(Source records)
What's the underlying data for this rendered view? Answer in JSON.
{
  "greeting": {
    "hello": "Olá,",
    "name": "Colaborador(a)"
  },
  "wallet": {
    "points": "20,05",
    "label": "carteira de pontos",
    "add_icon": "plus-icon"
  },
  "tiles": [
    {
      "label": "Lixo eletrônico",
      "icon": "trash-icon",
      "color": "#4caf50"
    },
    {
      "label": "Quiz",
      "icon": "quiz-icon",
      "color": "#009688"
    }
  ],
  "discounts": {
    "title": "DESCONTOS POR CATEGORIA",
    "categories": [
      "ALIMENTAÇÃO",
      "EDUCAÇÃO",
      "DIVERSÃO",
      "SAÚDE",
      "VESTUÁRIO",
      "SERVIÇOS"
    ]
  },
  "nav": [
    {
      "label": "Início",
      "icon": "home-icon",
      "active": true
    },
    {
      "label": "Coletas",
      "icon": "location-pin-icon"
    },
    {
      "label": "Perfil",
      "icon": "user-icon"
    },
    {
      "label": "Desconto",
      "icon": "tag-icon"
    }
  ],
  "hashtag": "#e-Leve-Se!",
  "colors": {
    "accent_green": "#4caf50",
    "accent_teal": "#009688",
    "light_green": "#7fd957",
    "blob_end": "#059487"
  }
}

**SET PROBLEM**
Each entry above is to be set down again in exactly the same words.

**COMPLETED TASK**
What's the underlying data for this rendered view? Answer in JSON.
{
  "greeting": {
    "hello": "Olá,",
    "name": "Colaborador(a)"
  },
  "wallet": {
    "points": "20,05",
    "label": "carteira de pontos",
    "add_icon": "plus-icon"
  },
  "tiles": [
    {
      "label": "Lixo eletrônico",
      "icon": "trash-icon",
      "color": "#4caf50"
    },
    {
      "label": "Quiz",
      "icon": "quiz-icon",
      "color": "#009688"
    }
  ],
  "discounts": {
    "title": "DESCONTOS POR CATEGORIA",
    "categories": [
      "ALIMENTAÇÃO",
      "EDUCAÇÃO",
      "DIVERSÃO",
      "SAÚDE",
      "VESTUÁRIO",
      "SERVIÇOS"
    ]
  },
  "nav": [
    {
      "label": "Início",
      "icon": "home-icon",
      "active": true
    },
    {
      "label": "Coletas",
      "icon": "location-pin-icon"
    },
    {
      "label": "Perfil",
      "icon": "user-icon"
    },
    {
      "label": "Desconto",
      "icon": "tag-icon"
    }
  ],
  "hashtag": "#e-Leve-Se!",
  "colors": {
    "accent_green": "#4caf50",
    "accent_teal": "#009688",
    "light_green": "#7fd957",
    "blob_end": "#059487"
  }
}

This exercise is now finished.